Records from a dataset:

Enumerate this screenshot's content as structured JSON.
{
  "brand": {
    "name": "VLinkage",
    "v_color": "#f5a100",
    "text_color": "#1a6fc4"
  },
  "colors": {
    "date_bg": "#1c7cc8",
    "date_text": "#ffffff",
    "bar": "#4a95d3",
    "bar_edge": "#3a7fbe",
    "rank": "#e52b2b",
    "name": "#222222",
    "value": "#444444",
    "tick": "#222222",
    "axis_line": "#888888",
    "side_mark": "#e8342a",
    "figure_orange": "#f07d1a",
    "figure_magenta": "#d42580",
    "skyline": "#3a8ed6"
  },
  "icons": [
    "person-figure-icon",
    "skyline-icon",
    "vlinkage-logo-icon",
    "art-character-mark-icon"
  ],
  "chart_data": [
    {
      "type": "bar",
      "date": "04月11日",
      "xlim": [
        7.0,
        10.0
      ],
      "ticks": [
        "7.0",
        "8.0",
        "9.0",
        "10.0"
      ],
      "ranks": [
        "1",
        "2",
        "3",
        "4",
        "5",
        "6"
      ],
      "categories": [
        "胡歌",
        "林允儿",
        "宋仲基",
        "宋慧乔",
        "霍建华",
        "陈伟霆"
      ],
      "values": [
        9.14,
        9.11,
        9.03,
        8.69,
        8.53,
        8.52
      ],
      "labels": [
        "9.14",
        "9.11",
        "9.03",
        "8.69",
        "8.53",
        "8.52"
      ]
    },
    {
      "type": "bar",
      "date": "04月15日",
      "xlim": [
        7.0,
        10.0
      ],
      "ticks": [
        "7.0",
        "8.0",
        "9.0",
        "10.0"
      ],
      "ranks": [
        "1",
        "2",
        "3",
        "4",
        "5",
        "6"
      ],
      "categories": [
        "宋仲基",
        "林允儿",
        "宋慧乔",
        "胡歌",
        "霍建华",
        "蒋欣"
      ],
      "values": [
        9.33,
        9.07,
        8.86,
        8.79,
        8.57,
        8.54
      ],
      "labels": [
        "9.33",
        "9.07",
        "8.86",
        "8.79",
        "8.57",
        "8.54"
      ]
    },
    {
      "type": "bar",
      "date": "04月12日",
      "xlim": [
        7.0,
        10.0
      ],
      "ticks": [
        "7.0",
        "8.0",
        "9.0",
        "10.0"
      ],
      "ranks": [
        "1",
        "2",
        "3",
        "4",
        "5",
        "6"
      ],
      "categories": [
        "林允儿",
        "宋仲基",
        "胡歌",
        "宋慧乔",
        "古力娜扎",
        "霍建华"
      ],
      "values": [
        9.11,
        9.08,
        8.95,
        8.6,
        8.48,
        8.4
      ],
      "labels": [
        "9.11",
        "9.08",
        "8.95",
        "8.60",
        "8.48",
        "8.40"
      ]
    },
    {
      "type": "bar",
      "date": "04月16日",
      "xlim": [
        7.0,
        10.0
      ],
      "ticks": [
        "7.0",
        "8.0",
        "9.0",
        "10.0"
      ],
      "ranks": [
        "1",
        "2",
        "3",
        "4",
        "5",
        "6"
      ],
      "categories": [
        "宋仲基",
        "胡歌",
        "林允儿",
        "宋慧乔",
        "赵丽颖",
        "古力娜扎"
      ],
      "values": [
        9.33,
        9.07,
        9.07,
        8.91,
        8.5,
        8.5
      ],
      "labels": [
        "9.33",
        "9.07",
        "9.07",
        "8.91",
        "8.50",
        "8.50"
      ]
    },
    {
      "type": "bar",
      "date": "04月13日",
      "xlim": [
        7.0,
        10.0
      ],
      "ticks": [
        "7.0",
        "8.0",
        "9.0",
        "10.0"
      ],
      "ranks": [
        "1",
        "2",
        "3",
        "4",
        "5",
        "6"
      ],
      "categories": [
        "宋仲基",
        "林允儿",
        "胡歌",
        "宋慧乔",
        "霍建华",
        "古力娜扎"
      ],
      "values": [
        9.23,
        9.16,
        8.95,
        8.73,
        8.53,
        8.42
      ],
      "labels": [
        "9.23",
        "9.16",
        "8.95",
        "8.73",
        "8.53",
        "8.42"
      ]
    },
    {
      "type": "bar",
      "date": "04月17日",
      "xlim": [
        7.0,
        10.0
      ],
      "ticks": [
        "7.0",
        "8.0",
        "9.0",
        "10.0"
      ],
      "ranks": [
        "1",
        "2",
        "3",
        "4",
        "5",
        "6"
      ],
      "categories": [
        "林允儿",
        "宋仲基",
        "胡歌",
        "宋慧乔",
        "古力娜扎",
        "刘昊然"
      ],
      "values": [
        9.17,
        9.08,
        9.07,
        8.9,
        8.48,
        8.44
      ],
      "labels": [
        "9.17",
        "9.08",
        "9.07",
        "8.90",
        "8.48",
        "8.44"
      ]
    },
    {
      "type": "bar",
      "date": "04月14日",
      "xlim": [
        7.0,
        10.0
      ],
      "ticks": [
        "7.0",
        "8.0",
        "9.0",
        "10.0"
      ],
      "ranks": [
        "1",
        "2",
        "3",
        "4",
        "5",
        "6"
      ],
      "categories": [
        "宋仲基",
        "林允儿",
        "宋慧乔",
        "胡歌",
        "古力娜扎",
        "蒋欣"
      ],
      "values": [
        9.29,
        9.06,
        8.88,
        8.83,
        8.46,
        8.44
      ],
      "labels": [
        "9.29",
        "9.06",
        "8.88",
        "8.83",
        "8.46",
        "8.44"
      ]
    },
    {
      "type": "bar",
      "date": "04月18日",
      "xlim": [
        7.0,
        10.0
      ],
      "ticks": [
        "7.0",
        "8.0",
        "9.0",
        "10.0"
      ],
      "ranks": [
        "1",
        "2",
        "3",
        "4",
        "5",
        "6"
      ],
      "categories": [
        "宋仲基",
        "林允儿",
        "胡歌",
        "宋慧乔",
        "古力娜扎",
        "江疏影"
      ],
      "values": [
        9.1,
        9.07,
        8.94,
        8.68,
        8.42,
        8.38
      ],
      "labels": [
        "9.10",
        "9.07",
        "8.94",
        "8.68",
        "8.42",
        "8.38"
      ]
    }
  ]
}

## [What to work on]
Output each entry precisely as given.

## [Answer to this exercise]
Enumerate this screenshot's content as structured JSON.
{
  "brand": {
    "name": "VLinkage",
    "v_color": "#f5a100",
    "text_color": "#1a6fc4"
  },
  "colors": {
    "date_bg": "#1c7cc8",
    "date_text": "#ffffff",
    "bar": "#4a95d3",
    "bar_edge": "#3a7fbe",
    "rank": "#e52b2b",
    "name": "#222222",
    "value": "#444444",
    "tick": "#222222",
    "axis_line": "#888888",
    "side_mark": "#e8342a",
    "figure_orange": "#f07d1a",
    "figure_magenta": "#d42580",
    "skyline": "#3a8ed6"
  },
  "icons": [
    "person-figure-icon",
    "skyline-icon",
    "vlinkage-logo-icon",
    "art-character-mark-icon"
  ],
  "chart_data": [
    {
      "type": "bar",
      "date": "04月11日",
      "xlim": [
        7.0,
        10.0
      ],
      "ticks": [
        "7.0",
        "8.0",
        "9.0",
        "10.0"
      ],
      "ranks": [
        "1",
        "2",
        "3",
        "4",
        "5",
        "6"
      ],
      "categories": [
        "胡歌",
        "林允儿",
        "宋仲基",
        "宋慧乔",
        "霍建华",
        "陈伟霆"
      ],
      "values": [
        9.14,
        9.11,
        9.03,
        8.69,
        8.53,
        8.52
      ],
      "labels": [
        "9.14",
        "9.11",
        "9.03",
        "8.69",
        "8.53",
        "8.52"
      ]
    },
    {
      "type": "bar",
      "date": "04月15日",
      "xlim": [
        7.0,
        10.0
      ],
      "ticks": [
        "7.0",
        "8.0",
        "9.0",
        "10.0"
      ],
      "ranks": [
        "1",
        "2",
        "3",
        "4",
        "5",
        "6"
      ],
      "categories": [
        "宋仲基",
        "林允儿",
        "宋慧乔",
        "胡歌",
        "霍建华",
        "蒋欣"
      ],
      "values": [
        9.33,
        9.07,
        8.86,
        8.79,
        8.57,
        8.54
      ],
      "labels": [
        "9.33",
        "9.07",
        "8.86",
        "8.79",
        "8.57",
        "8.54"
      ]
    },
    {
      "type": "bar",
      "date": "04月12日",
      "xlim": [
        7.0,
        10.0
      ],
      "ticks": [
        "7.0",
        "8.0",
        "9.0",
        "10.0"
      ],
      "ranks": [
        "1",
        "2",
        "3",
        "4",
        "5",
        "6"
      ],
      "categories": [
        "林允儿",
        "宋仲基",
        "胡歌",
        "宋慧乔",
        "古力娜扎",
        "霍建华"
      ],
      "values": [
        9.11,
        9.08,
        8.95,
        8.6,
        8.48,
        8.4
      ],
      "labels": [
        "9.11",
        "9.08",
        "8.95",
        "8.60",
        "8.48",
        "8.40"
      ]
    },
    {
      "type": "bar",
      "date": "04月16日",
      "xlim": [
        7.0,
        10.0
      ],
      "ticks": [
        "7.0",
        "8.0",
        "9.0",
        "10.0"
      ],
      "ranks": [
        "1",
        "2",
        "3",
        "4",
        "5",
        "6"
      ],
      "categories": [
        "宋仲基",
        "胡歌",
        "林允儿",
        "宋慧乔",
        "赵丽颖",
        "古力娜扎"
      ],
      "values": [
        9.33,
        9.07,
        9.07,
        8.91,
        8.5,
        8.5
      ],
      "labels": [
        "9.33",
        "9.07",
        "9.07",
        "8.91",
        "8.50",
        "8.50"
      ]
    },
    {
      "type": "bar",
      "date": "04月13日",
      "xlim": [
        7.0,
        10.0
      ],
      "ticks": [
        "7.0",
        "8.0",
        "9.0",
        "10.0"
      ],
      "ranks": [
        "1",
        "2",
        "3",
        "4",
        "5",
        "6"
      ],
      "categories": [
        "宋仲基",
        "林允儿",
        "胡歌",
        "宋慧乔",
        "霍建华",
        "古力娜扎"
      ],
      "values": [
        9.23,
        9.16,
        8.95,
        8.73,
        8.53,
        8.42
      ],
      "labels": [
        "9.23",
        "9.16",
        "8.95",
        "8.73",
        "8.53",
        "8.42"
      ]
    },
    {
      "type": "bar",
      "date": "04月17日",
      "xlim": [
        7.0,
        10.0
      ],
      "ticks": [
        "7.0",
        "8.0",
        "9.0",
        "10.0"
      ],
      "ranks": [
        "1",
        "2",
        "3",
        "4",
        "5",
        "6"
      ],
      "categories": [
        "林允儿",
        "宋仲基",
        "胡歌",
        "宋慧乔",
        "古力娜扎",
        "刘昊然"
      ],
      "values": [
        9.17,
        9.08,
        9.07,
        8.9,
        8.48,
        8.44
      ],
      "labels": [
        "9.17",
        "9.08",
        "9.07",
        "8.90",
        "8.48",
        "8.44"
      ]
    },
    {
      "type": "bar",
      "date": "04月14日",
      "xlim": [
        7.0,
        10.0
      ],
      "ticks": [
        "7.0",
        "8.0",
        "9.0",
        "10.0"
      ],
      "ranks": [
        "1",
        "2",
        "3",
        "4",
        "5",
        "6"
      ],
      "categories": [
        "宋仲基",
        "林允儿",
        "宋慧乔",
        "胡歌",
        "古力娜扎",
        "蒋欣"
      ],
      "values": [
        9.29,
        9.06,
        8.88,
        8.83,
        8.46,
        8.44
      ],
      "labels": [
        "9.29",
        "9.06",
        "8.88",
        "8.83",
        "8.46",
        "8.44"
      ]
    },
    {
      "type": "bar",
      "date": "04月18日",
      "xlim": [
        7.0,
        10.0
      ],
      "ticks": [
        "7.0",
        "8.0",
        "9.0",
        "10.0"
      ],
      "ranks": [
        "1",
        "2",
        "3",
        "4",
        "5",
        "6"
      ],
      "categories": [
        "宋仲基",
        "林允儿",
        "胡歌",
        "宋慧乔",
        "古力娜扎",
        "江疏影"
      ],
      "values": [
        9.1,
        9.07,
        8.94,
        8.68,
        8.42,
        8.38
      ],
      "labels": [
        "9.10",
        "9.07",
        "8.94",
        "8.68",
        "8.42",
        "8.38"
      ]
    }
  ]
}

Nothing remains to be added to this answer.